▸ **WRITTEN REQUEST**: Copy each line below exactly and leave the pictures out.

▸ **SUPPLIED DATA**:
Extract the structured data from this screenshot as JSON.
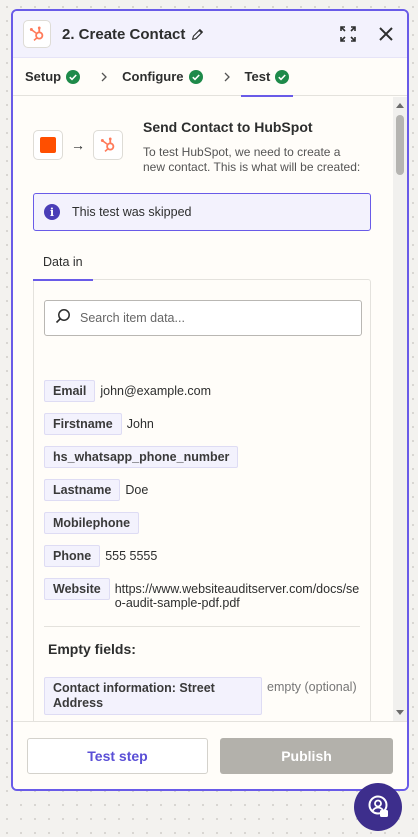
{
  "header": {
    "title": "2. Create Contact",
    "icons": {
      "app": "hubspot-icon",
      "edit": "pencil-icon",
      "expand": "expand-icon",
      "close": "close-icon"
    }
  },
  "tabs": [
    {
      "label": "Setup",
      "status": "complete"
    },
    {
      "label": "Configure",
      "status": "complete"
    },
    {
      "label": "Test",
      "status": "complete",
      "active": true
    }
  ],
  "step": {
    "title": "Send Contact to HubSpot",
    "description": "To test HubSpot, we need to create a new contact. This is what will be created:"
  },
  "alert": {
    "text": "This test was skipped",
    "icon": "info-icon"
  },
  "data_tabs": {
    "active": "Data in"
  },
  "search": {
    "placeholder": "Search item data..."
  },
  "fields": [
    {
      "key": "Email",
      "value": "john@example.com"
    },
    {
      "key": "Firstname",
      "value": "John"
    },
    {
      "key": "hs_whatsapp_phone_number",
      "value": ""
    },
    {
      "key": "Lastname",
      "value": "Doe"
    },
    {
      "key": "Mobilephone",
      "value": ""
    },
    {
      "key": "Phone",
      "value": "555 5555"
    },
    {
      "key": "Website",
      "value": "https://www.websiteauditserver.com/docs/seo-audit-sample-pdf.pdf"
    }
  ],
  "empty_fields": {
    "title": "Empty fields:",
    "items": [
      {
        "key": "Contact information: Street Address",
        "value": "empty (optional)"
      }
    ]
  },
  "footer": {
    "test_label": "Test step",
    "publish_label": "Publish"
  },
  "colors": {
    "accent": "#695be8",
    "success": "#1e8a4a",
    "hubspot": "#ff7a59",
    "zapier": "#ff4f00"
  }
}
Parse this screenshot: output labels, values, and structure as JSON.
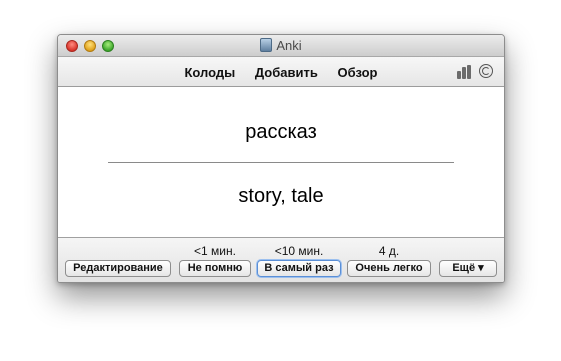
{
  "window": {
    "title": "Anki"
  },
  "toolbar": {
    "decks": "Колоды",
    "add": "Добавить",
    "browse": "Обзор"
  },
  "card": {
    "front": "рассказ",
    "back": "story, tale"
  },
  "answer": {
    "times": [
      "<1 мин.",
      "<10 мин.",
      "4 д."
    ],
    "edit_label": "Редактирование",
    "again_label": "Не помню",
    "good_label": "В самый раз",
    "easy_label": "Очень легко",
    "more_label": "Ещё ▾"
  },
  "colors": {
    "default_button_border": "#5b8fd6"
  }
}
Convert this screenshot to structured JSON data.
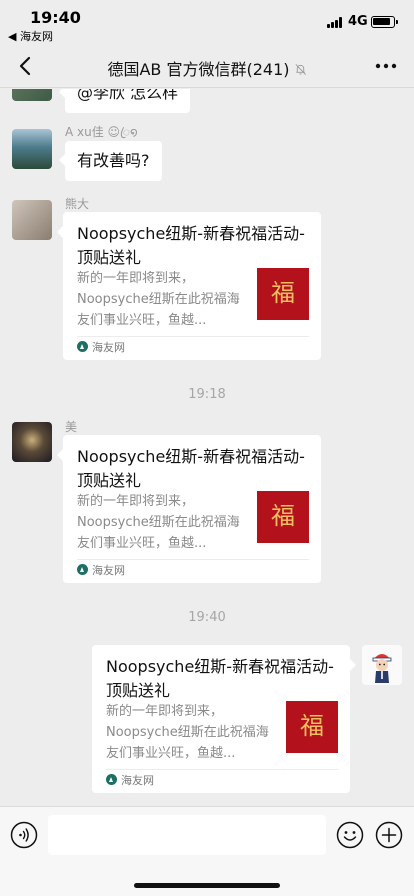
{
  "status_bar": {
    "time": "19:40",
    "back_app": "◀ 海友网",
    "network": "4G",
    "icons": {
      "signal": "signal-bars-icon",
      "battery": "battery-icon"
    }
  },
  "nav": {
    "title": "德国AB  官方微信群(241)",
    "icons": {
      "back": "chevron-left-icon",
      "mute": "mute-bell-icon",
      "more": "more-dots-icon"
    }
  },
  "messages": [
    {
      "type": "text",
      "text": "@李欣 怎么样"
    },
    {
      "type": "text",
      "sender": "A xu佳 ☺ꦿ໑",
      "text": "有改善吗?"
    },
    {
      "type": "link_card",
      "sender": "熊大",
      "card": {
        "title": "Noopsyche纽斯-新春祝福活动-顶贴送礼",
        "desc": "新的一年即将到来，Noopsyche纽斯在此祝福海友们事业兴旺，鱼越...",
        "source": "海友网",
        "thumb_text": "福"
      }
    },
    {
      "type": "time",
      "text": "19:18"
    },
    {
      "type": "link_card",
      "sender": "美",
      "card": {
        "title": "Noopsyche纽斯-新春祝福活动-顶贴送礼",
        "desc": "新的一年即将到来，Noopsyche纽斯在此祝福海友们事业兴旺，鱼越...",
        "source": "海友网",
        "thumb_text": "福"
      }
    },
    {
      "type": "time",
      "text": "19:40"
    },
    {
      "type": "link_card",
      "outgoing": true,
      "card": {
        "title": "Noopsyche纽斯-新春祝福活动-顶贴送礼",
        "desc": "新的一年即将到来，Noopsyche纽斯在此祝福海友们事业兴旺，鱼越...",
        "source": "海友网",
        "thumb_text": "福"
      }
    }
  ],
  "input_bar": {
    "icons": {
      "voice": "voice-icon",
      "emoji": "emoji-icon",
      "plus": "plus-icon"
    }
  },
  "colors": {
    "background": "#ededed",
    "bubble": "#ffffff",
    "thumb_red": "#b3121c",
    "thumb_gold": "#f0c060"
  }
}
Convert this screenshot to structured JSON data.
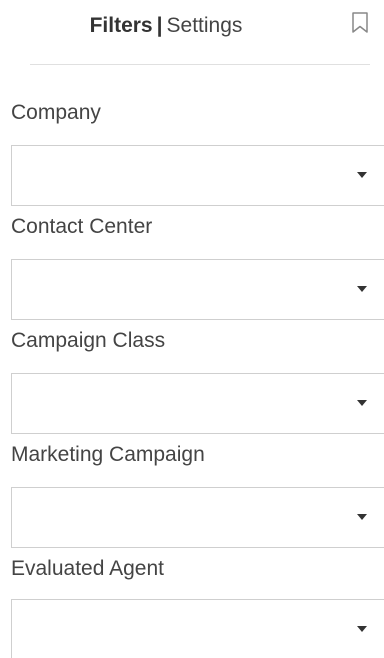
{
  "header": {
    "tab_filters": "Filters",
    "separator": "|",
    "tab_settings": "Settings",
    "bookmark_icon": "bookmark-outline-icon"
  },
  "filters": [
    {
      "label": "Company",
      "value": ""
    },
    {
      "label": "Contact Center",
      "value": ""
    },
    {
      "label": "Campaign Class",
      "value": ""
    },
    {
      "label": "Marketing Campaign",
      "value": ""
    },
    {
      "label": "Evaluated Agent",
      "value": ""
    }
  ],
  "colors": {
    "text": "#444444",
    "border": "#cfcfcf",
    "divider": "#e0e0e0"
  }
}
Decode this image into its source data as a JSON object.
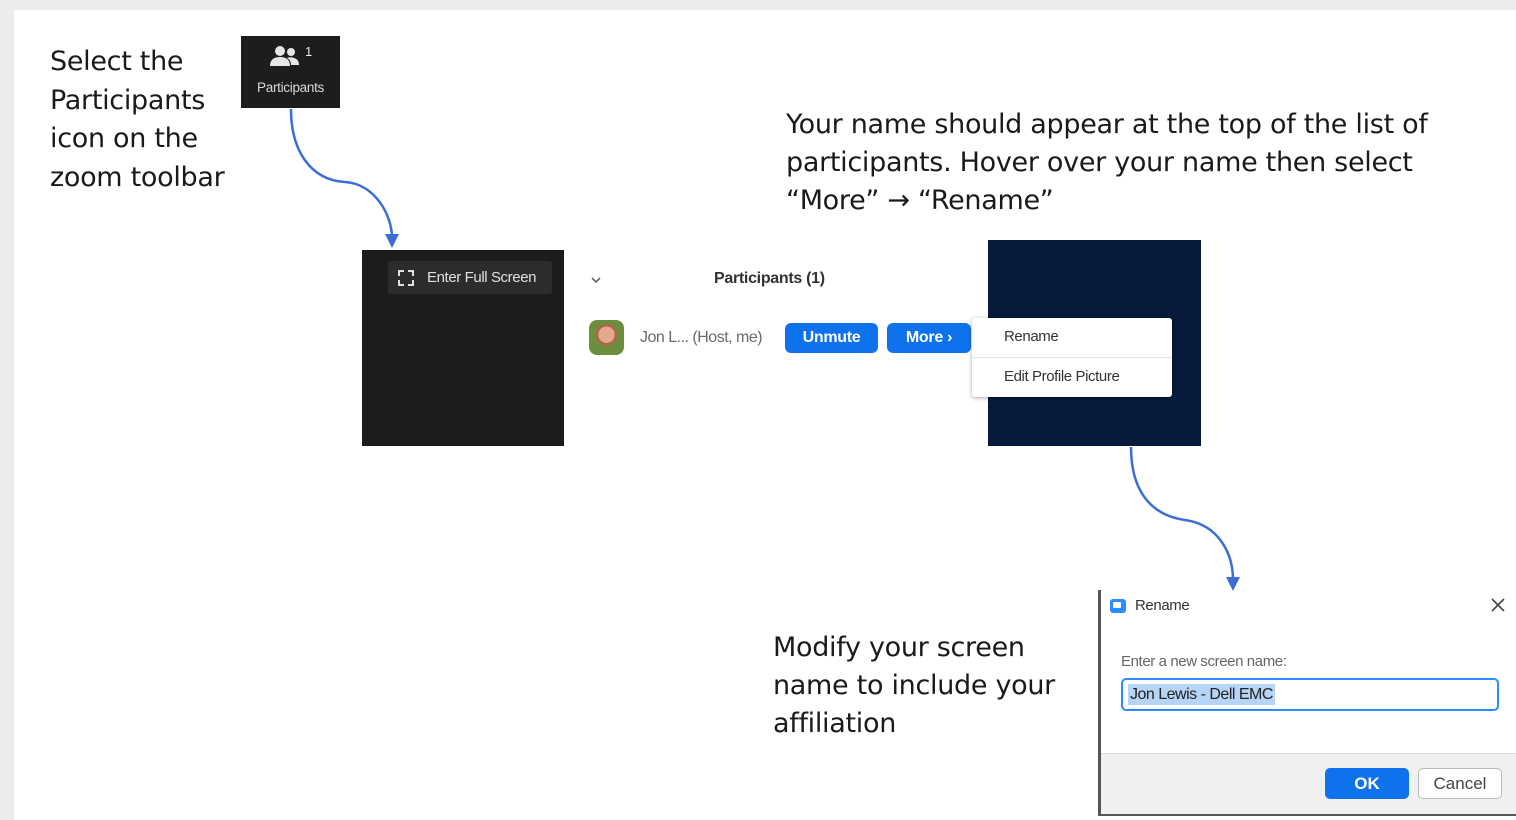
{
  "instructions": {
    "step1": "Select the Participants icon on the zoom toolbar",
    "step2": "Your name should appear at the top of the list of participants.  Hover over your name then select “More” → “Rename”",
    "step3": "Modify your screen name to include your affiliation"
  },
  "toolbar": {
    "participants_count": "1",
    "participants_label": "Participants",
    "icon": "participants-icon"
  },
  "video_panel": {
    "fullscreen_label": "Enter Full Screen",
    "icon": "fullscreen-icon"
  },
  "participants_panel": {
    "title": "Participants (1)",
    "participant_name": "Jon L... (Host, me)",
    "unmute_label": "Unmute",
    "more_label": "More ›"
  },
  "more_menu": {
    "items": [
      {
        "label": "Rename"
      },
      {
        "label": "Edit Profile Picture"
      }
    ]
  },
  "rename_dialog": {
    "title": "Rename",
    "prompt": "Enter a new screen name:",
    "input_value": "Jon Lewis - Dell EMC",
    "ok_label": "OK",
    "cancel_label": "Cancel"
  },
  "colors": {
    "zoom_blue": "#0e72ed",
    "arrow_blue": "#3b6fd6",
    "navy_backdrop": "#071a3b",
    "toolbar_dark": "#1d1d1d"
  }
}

▸ **EXERCISE ANSWER**:
Extract the structured data from this screenshot as JSON.
{
  "header": {
    "title": "2. Create Contact",
    "icons": {
      "app": "hubspot-icon",
      "edit": "pencil-icon",
      "expand": "expand-icon",
      "close": "close-icon"
    }
  },
  "tabs": [
    {
      "label": "Setup",
      "status": "complete"
    },
    {
      "label": "Configure",
      "status": "complete"
    },
    {
      "label": "Test",
      "status": "complete",
      "active": true
    }
  ],
  "step": {
    "title": "Send Contact to HubSpot",
    "description": "To test HubSpot, we need to create a new contact. This is what will be created:"
  },
  "alert": {
    "text": "This test was skipped",
    "icon": "info-icon"
  },
  "data_tabs": {
    "active": "Data in"
  },
  "search": {
    "placeholder": "Search item data..."
  },
  "fields": [
    {
      "key": "Email",
      "value": "john@example.com"
    },
    {
      "key": "Firstname",
      "value": "John"
    },
    {
      "key": "hs_whatsapp_phone_number",
      "value": ""
    },
    {
      "key": "Lastname",
      "value": "Doe"
    },
    {
      "key": "Mobilephone",
      "value": ""
    },
    {
      "key": "Phone",
      "value": "555 5555"
    },
    {
      "key": "Website",
      "value": "https://www.websiteauditserver.com/docs/seo-audit-sample-pdf.pdf"
    }
  ],
  "empty_fields": {
    "title": "Empty fields:",
    "items": [
      {
        "key": "Contact information: Street Address",
        "value": "empty (optional)"
      }
    ]
  },
  "footer": {
    "test_label": "Test step",
    "publish_label": "Publish"
  },
  "colors": {
    "accent": "#695be8",
    "success": "#1e8a4a",
    "hubspot": "#ff7a59",
    "zapier": "#ff4f00"
  }
}
Parse this screenshot: output labels, values, and structure as JSON.
{
  "window": {
    "title": "Anki"
  },
  "toolbar": {
    "decks": "Колоды",
    "add": "Добавить",
    "browse": "Обзор"
  },
  "card": {
    "front": "рассказ",
    "back": "story, tale"
  },
  "answer": {
    "times": [
      "<1 мин.",
      "<10 мин.",
      "4 д."
    ],
    "edit_label": "Редактирование",
    "again_label": "Не помню",
    "good_label": "В самый раз",
    "easy_label": "Очень легко",
    "more_label": "Ещё ▾"
  },
  "colors": {
    "default_button_border": "#5b8fd6"
  }
}
Convert this screenshot to structured JSON data.
{
  "status_bar": {
    "time": "19:40",
    "back_app": "◀ 海友网",
    "network": "4G",
    "icons": {
      "signal": "signal-bars-icon",
      "battery": "battery-icon"
    }
  },
  "nav": {
    "title": "德国AB  官方微信群(241)",
    "icons": {
      "back": "chevron-left-icon",
      "mute": "mute-bell-icon",
      "more": "more-dots-icon"
    }
  },
  "messages": [
    {
      "type": "text",
      "text": "@李欣 怎么样"
    },
    {
      "type": "text",
      "sender": "A xu佳 ☺ꦿ໑",
      "text": "有改善吗?"
    },
    {
      "type": "link_card",
      "sender": "熊大",
      "card": {
        "title": "Noopsyche纽斯-新春祝福活动-顶贴送礼",
        "desc": "新的一年即将到来，Noopsyche纽斯在此祝福海友们事业兴旺，鱼越...",
        "source": "海友网",
        "thumb_text": "福"
      }
    },
    {
      "type": "time",
      "text": "19:18"
    },
    {
      "type": "link_card",
      "sender": "美",
      "card": {
        "title": "Noopsyche纽斯-新春祝福活动-顶贴送礼",
        "desc": "新的一年即将到来，Noopsyche纽斯在此祝福海友们事业兴旺，鱼越...",
        "source": "海友网",
        "thumb_text": "福"
      }
    },
    {
      "type": "time",
      "text": "19:40"
    },
    {
      "type": "link_card",
      "outgoing": true,
      "card": {
        "title": "Noopsyche纽斯-新春祝福活动-顶贴送礼",
        "desc": "新的一年即将到来，Noopsyche纽斯在此祝福海友们事业兴旺，鱼越...",
        "source": "海友网",
        "thumb_text": "福"
      }
    }
  ],
  "input_bar": {
    "icons": {
      "voice": "voice-icon",
      "emoji": "emoji-icon",
      "plus": "plus-icon"
    }
  },
  "colors": {
    "background": "#ededed",
    "bubble": "#ffffff",
    "thumb_red": "#b3121c",
    "thumb_gold": "#f0c060"
  }
}
Convert this screenshot to structured JSON data.
{
  "header": {
    "tab_filters": "Filters",
    "separator": "|",
    "tab_settings": "Settings",
    "bookmark_icon": "bookmark-outline-icon"
  },
  "filters": [
    {
      "label": "Company",
      "value": ""
    },
    {
      "label": "Contact Center",
      "value": ""
    },
    {
      "label": "Campaign Class",
      "value": ""
    },
    {
      "label": "Marketing Campaign",
      "value": ""
    },
    {
      "label": "Evaluated Agent",
      "value": ""
    }
  ],
  "colors": {
    "text": "#444444",
    "border": "#cfcfcf",
    "divider": "#e0e0e0"
  }
}
Decode this image into its source data as a JSON object.
{
  "instructions": {
    "step1": "Select the Participants icon on the zoom toolbar",
    "step2": "Your name should appear at the top of the list of participants.  Hover over your name then select “More” → “Rename”",
    "step3": "Modify your screen name to include your affiliation"
  },
  "toolbar": {
    "participants_count": "1",
    "participants_label": "Participants",
    "icon": "participants-icon"
  },
  "video_panel": {
    "fullscreen_label": "Enter Full Screen",
    "icon": "fullscreen-icon"
  },
  "participants_panel": {
    "title": "Participants (1)",
    "participant_name": "Jon L... (Host, me)",
    "unmute_label": "Unmute",
    "more_label": "More ›"
  },
  "more_menu": {
    "items": [
      {
        "label": "Rename"
      },
      {
        "label": "Edit Profile Picture"
      }
    ]
  },
  "rename_dialog": {
    "title": "Rename",
    "prompt": "Enter a new screen name:",
    "input_value": "Jon Lewis - Dell EMC",
    "ok_label": "OK",
    "cancel_label": "Cancel"
  },
  "colors": {
    "zoom_blue": "#0e72ed",
    "arrow_blue": "#3b6fd6",
    "navy_backdrop": "#071a3b",
    "toolbar_dark": "#1d1d1d"
  }
}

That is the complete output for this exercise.